From the material below, list every line containing "JSON".

#### Records for the exercise

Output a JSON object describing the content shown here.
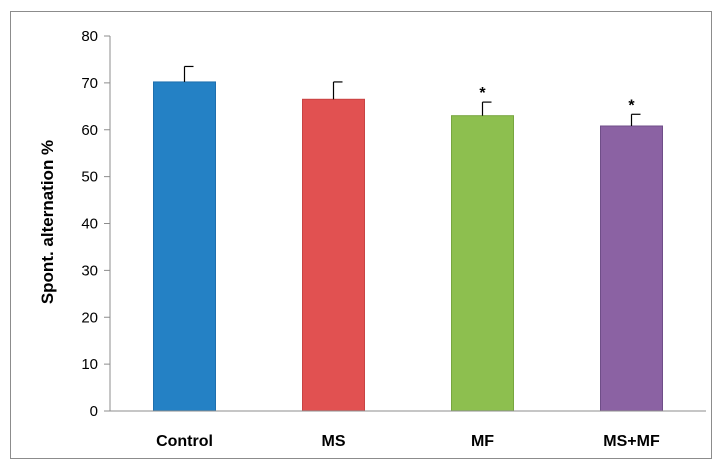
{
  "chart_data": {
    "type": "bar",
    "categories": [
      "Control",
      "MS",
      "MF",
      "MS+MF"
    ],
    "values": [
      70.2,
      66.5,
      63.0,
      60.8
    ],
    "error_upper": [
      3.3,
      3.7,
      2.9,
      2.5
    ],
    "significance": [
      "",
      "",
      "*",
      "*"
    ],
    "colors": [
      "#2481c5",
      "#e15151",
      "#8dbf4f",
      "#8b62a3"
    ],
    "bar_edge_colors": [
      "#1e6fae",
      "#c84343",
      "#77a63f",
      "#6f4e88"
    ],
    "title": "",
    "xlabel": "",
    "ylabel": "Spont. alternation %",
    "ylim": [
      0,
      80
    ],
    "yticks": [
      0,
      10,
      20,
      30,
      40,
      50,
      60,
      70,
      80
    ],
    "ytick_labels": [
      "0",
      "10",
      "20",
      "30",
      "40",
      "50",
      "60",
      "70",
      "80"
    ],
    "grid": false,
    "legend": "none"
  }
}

########
#### Records for the exercise

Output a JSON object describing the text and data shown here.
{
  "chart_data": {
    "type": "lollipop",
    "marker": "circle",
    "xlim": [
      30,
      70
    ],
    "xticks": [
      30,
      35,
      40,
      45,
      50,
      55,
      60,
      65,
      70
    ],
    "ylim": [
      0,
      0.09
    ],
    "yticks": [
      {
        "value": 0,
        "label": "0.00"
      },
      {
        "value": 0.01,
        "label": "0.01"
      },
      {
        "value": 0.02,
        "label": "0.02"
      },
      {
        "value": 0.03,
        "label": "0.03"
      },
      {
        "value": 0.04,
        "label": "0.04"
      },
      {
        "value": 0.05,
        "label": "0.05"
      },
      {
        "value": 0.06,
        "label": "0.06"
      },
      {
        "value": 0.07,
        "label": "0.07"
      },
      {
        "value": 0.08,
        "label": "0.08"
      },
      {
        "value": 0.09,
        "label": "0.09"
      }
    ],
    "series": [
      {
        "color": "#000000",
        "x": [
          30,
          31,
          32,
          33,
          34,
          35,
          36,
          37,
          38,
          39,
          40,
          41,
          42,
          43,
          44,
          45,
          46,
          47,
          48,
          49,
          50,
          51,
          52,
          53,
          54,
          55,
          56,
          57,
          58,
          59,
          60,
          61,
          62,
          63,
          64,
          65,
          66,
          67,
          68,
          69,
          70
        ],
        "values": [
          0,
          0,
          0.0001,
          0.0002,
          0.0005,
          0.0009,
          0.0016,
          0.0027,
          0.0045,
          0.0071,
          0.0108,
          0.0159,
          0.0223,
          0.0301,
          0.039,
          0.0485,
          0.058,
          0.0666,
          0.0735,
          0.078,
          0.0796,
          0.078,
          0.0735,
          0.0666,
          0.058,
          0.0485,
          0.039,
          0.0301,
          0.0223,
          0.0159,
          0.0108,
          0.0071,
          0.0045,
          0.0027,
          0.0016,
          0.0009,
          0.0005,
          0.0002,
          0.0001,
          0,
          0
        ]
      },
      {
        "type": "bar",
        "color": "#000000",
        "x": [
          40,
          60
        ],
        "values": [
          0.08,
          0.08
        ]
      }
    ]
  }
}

########

§ **Exercise result**:
Output a JSON object describing the content shown here.
Output a JSON object describing the text and data shown here.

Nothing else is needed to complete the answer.